━━ Information provided

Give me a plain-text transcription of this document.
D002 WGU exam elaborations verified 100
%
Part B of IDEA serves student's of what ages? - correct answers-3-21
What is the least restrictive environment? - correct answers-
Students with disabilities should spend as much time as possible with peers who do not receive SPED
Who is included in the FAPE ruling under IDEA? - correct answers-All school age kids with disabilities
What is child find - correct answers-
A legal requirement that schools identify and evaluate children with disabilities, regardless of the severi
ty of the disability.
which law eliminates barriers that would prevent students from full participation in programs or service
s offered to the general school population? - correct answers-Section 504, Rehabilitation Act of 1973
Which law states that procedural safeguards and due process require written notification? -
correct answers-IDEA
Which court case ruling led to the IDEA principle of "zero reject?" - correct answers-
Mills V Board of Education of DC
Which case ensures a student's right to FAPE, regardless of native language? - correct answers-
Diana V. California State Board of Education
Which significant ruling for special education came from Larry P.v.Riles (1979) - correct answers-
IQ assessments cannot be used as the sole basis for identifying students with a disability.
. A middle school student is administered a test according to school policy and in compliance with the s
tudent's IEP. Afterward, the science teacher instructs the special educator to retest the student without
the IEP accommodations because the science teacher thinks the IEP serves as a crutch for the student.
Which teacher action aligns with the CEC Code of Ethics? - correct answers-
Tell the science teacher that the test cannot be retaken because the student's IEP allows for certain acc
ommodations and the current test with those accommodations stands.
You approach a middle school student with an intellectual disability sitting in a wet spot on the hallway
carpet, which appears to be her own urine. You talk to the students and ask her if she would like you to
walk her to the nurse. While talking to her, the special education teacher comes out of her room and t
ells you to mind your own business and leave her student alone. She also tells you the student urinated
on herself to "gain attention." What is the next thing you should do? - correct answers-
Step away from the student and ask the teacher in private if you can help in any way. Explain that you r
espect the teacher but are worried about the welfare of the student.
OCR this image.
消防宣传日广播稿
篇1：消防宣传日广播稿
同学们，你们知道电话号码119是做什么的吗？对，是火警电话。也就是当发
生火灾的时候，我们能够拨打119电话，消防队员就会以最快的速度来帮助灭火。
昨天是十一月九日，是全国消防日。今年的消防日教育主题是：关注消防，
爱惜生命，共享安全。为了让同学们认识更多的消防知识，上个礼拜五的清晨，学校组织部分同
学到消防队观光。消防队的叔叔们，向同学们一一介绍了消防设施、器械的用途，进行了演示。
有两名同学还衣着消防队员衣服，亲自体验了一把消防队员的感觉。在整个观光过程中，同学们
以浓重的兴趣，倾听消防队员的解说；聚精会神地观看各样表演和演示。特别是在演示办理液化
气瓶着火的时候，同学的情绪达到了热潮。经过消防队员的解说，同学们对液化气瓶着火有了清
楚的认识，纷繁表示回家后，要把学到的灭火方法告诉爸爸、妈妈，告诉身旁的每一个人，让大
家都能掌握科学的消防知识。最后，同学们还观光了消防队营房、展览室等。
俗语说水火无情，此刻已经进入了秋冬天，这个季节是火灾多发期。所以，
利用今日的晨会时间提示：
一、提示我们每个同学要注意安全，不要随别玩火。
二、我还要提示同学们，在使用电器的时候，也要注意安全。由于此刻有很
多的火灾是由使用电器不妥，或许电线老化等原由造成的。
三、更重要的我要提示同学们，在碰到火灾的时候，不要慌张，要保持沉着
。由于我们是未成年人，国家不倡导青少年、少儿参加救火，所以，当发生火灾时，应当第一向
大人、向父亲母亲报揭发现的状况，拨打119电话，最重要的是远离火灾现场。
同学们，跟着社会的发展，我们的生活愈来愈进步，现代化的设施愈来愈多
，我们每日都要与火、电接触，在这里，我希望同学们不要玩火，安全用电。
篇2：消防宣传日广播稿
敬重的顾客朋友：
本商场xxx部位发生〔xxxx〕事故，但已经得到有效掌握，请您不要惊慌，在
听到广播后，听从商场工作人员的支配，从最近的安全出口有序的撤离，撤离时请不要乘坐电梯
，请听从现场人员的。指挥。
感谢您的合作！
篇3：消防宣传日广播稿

━━━━

* **What you have to do**
Repeat all the records. Match each line exactly.

* **Exercise solution**
Give me a plain-text transcription of this document.
D002 WGU exam elaborations verified 100
%
Part B of IDEA serves student's of what ages? - correct answers-3-21
What is the least restrictive environment? - correct answers-
Students with disabilities should spend as much time as possible with peers who do not receive SPED
Who is included in the FAPE ruling under IDEA? - correct answers-All school age kids with disabilities
What is child find - correct answers-
A legal requirement that schools identify and evaluate children with disabilities, regardless of the severi
ty of the disability.
which law eliminates barriers that would prevent students from full participation in programs or service
s offered to the general school population? - correct answers-Section 504, Rehabilitation Act of 1973
Which law states that procedural safeguards and due process require written notification? -
correct answers-IDEA
Which court case ruling led to the IDEA principle of "zero reject?" - correct answers-
Mills V Board of Education of DC
Which case ensures a student's right to FAPE, regardless of native language? - correct answers-
Diana V. California State Board of Education
Which significant ruling for special education came from Larry P.v.Riles (1979) - correct answers-
IQ assessments cannot be used as the sole basis for identifying students with a disability.
. A middle school student is administered a test according to school policy and in compliance with the s
tudent's IEP. Afterward, the science teacher instructs the special educator to retest the student without
the IEP accommodations because the science teacher thinks the IEP serves as a crutch for the student.
Which teacher action aligns with the CEC Code of Ethics? - correct answers-
Tell the science teacher that the test cannot be retaken because the student's IEP allows for certain acc
ommodations and the current test with those accommodations stands.
You approach a middle school student with an intellectual disability sitting in a wet spot on the hallway
carpet, which appears to be her own urine. You talk to the students and ask her if she would like you to
walk her to the nurse. While talking to her, the special education teacher comes out of her room and t
ells you to mind your own business and leave her student alone. She also tells you the student urinated
on herself to "gain attention." What is the next thing you should do? - correct answers-
Step away from the student and ask the teacher in private if you can help in any way. Explain that you r
espect the teacher but are worried about the welfare of the student.
OCR this image.
消防宣传日广播稿
篇1：消防宣传日广播稿
同学们，你们知道电话号码119是做什么的吗？对，是火警电话。也就是当发
生火灾的时候，我们能够拨打119电话，消防队员就会以最快的速度来帮助灭火。
昨天是十一月九日，是全国消防日。今年的消防日教育主题是：关注消防，
爱惜生命，共享安全。为了让同学们认识更多的消防知识，上个礼拜五的清晨，学校组织部分同
学到消防队观光。消防队的叔叔们，向同学们一一介绍了消防设施、器械的用途，进行了演示。
有两名同学还衣着消防队员衣服，亲自体验了一把消防队员的感觉。在整个观光过程中，同学们
以浓重的兴趣，倾听消防队员的解说；聚精会神地观看各样表演和演示。特别是在演示办理液化
气瓶着火的时候，同学的情绪达到了热潮。经过消防队员的解说，同学们对液化气瓶着火有了清
楚的认识，纷繁表示回家后，要把学到的灭火方法告诉爸爸、妈妈，告诉身旁的每一个人，让大
家都能掌握科学的消防知识。最后，同学们还观光了消防队营房、展览室等。
俗语说水火无情，此刻已经进入了秋冬天，这个季节是火灾多发期。所以，
利用今日的晨会时间提示：
一、提示我们每个同学要注意安全，不要随别玩火。
二、我还要提示同学们，在使用电器的时候，也要注意安全。由于此刻有很
多的火灾是由使用电器不妥，或许电线老化等原由造成的。
三、更重要的我要提示同学们，在碰到火灾的时候，不要慌张，要保持沉着
。由于我们是未成年人，国家不倡导青少年、少儿参加救火，所以，当发生火灾时，应当第一向
大人、向父亲母亲报揭发现的状况，拨打119电话，最重要的是远离火灾现场。
同学们，跟着社会的发展，我们的生活愈来愈进步，现代化的设施愈来愈多
，我们每日都要与火、电接触，在这里，我希望同学们不要玩火，安全用电。
篇2：消防宣传日广播稿
敬重的顾客朋友：
本商场xxx部位发生〔xxxx〕事故，但已经得到有效掌握，请您不要惊慌，在
听到广播后，听从商场工作人员的支配，从最近的安全出口有序的撤离，撤离时请不要乘坐电梯
，请听从现场人员的。指挥。
感谢您的合作！
篇3：消防宣传日广播稿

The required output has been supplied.